▶ _Exercise details_:
Would you transcribe all of the data exactly, down to the last character?

▶ _Provided entries_:

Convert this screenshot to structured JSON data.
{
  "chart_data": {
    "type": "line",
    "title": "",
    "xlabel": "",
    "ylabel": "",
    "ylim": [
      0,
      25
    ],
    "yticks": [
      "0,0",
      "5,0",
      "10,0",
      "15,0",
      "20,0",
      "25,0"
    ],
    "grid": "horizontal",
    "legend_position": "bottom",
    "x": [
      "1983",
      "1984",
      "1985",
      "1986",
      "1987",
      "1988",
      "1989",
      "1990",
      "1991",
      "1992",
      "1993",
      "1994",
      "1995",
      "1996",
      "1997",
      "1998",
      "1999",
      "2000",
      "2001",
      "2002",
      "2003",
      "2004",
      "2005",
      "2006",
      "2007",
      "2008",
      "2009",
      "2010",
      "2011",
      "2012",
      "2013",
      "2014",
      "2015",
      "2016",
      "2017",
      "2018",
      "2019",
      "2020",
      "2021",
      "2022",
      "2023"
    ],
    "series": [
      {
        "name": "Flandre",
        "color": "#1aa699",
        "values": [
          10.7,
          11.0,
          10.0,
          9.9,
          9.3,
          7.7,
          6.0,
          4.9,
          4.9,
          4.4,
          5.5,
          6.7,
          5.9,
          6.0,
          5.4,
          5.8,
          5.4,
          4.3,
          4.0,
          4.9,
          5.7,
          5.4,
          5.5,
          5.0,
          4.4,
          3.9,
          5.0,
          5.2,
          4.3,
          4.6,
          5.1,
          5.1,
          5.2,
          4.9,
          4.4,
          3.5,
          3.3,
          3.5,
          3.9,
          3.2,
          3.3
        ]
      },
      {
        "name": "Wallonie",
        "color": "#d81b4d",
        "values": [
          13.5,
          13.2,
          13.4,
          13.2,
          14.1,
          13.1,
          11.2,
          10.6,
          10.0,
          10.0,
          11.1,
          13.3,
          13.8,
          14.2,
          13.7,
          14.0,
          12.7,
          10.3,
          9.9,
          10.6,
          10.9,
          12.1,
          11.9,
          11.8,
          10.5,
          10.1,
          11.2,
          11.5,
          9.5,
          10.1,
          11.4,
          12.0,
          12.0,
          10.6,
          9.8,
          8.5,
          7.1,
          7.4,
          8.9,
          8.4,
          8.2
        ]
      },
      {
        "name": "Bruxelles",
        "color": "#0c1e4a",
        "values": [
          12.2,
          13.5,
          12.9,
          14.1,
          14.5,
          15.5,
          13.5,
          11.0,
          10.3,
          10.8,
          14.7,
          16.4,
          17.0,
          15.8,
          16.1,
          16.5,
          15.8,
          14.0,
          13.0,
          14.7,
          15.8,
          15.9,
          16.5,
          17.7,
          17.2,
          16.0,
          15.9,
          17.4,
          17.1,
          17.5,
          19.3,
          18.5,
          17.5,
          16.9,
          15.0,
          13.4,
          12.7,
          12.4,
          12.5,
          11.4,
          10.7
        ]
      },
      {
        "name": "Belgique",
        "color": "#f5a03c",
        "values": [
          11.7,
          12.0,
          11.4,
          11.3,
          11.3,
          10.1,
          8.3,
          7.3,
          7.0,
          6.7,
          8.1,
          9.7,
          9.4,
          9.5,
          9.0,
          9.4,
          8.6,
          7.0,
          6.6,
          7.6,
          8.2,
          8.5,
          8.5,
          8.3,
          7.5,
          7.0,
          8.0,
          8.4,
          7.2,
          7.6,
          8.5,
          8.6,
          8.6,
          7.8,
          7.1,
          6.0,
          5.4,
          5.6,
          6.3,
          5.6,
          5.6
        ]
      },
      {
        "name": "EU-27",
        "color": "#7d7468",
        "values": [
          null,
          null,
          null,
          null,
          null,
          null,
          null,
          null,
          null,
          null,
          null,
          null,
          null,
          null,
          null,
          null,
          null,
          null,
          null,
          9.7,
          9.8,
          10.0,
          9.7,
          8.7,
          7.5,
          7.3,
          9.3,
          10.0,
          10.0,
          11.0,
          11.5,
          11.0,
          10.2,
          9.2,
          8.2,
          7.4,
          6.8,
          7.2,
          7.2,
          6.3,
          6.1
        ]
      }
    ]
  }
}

▶ _Written solution_:
Convert this screenshot to structured JSON data.
{
  "chart_data": {
    "type": "line",
    "title": "",
    "xlabel": "",
    "ylabel": "",
    "ylim": [
      0,
      25
    ],
    "yticks": [
      "0,0",
      "5,0",
      "10,0",
      "15,0",
      "20,0",
      "25,0"
    ],
    "grid": "horizontal",
    "legend_position": "bottom",
    "x": [
      "1983",
      "1984",
      "1985",
      "1986",
      "1987",
      "1988",
      "1989",
      "1990",
      "1991",
      "1992",
      "1993",
      "1994",
      "1995",
      "1996",
      "1997",
      "1998",
      "1999",
      "2000",
      "2001",
      "2002",
      "2003",
      "2004",
      "2005",
      "2006",
      "2007",
      "2008",
      "2009",
      "2010",
      "2011",
      "2012",
      "2013",
      "2014",
      "2015",
      "2016",
      "2017",
      "2018",
      "2019",
      "2020",
      "2021",
      "2022",
      "2023"
    ],
    "series": [
      {
        "name": "Flandre",
        "color": "#1aa699",
        "values": [
          10.7,
          11.0,
          10.0,
          9.9,
          9.3,
          7.7,
          6.0,
          4.9,
          4.9,
          4.4,
          5.5,
          6.7,
          5.9,
          6.0,
          5.4,
          5.8,
          5.4,
          4.3,
          4.0,
          4.9,
          5.7,
          5.4,
          5.5,
          5.0,
          4.4,
          3.9,
          5.0,
          5.2,
          4.3,
          4.6,
          5.1,
          5.1,
          5.2,
          4.9,
          4.4,
          3.5,
          3.3,
          3.5,
          3.9,
          3.2,
          3.3
        ]
      },
      {
        "name": "Wallonie",
        "color": "#d81b4d",
        "values": [
          13.5,
          13.2,
          13.4,
          13.2,
          14.1,
          13.1,
          11.2,
          10.6,
          10.0,
          10.0,
          11.1,
          13.3,
          13.8,
          14.2,
          13.7,
          14.0,
          12.7,
          10.3,
          9.9,
          10.6,
          10.9,
          12.1,
          11.9,
          11.8,
          10.5,
          10.1,
          11.2,
          11.5,
          9.5,
          10.1,
          11.4,
          12.0,
          12.0,
          10.6,
          9.8,
          8.5,
          7.1,
          7.4,
          8.9,
          8.4,
          8.2
        ]
      },
      {
        "name": "Bruxelles",
        "color": "#0c1e4a",
        "values": [
          12.2,
          13.5,
          12.9,
          14.1,
          14.5,
          15.5,
          13.5,
          11.0,
          10.3,
          10.8,
          14.7,
          16.4,
          17.0,
          15.8,
          16.1,
          16.5,
          15.8,
          14.0,
          13.0,
          14.7,
          15.8,
          15.9,
          16.5,
          17.7,
          17.2,
          16.0,
          15.9,
          17.4,
          17.1,
          17.5,
          19.3,
          18.5,
          17.5,
          16.9,
          15.0,
          13.4,
          12.7,
          12.4,
          12.5,
          11.4,
          10.7
        ]
      },
      {
        "name": "Belgique",
        "color": "#f5a03c",
        "values": [
          11.7,
          12.0,
          11.4,
          11.3,
          11.3,
          10.1,
          8.3,
          7.3,
          7.0,
          6.7,
          8.1,
          9.7,
          9.4,
          9.5,
          9.0,
          9.4,
          8.6,
          7.0,
          6.6,
          7.6,
          8.2,
          8.5,
          8.5,
          8.3,
          7.5,
          7.0,
          8.0,
          8.4,
          7.2,
          7.6,
          8.5,
          8.6,
          8.6,
          7.8,
          7.1,
          6.0,
          5.4,
          5.6,
          6.3,
          5.6,
          5.6
        ]
      },
      {
        "name": "EU-27",
        "color": "#7d7468",
        "values": [
          null,
          null,
          null,
          null,
          null,
          null,
          null,
          null,
          null,
          null,
          null,
          null,
          null,
          null,
          null,
          null,
          null,
          null,
          null,
          9.7,
          9.8,
          10.0,
          9.7,
          8.7,
          7.5,
          7.3,
          9.3,
          10.0,
          10.0,
          11.0,
          11.5,
          11.0,
          10.2,
          9.2,
          8.2,
          7.4,
          6.8,
          7.2,
          7.2,
          6.3,
          6.1
        ]
      }
    ]
  }
}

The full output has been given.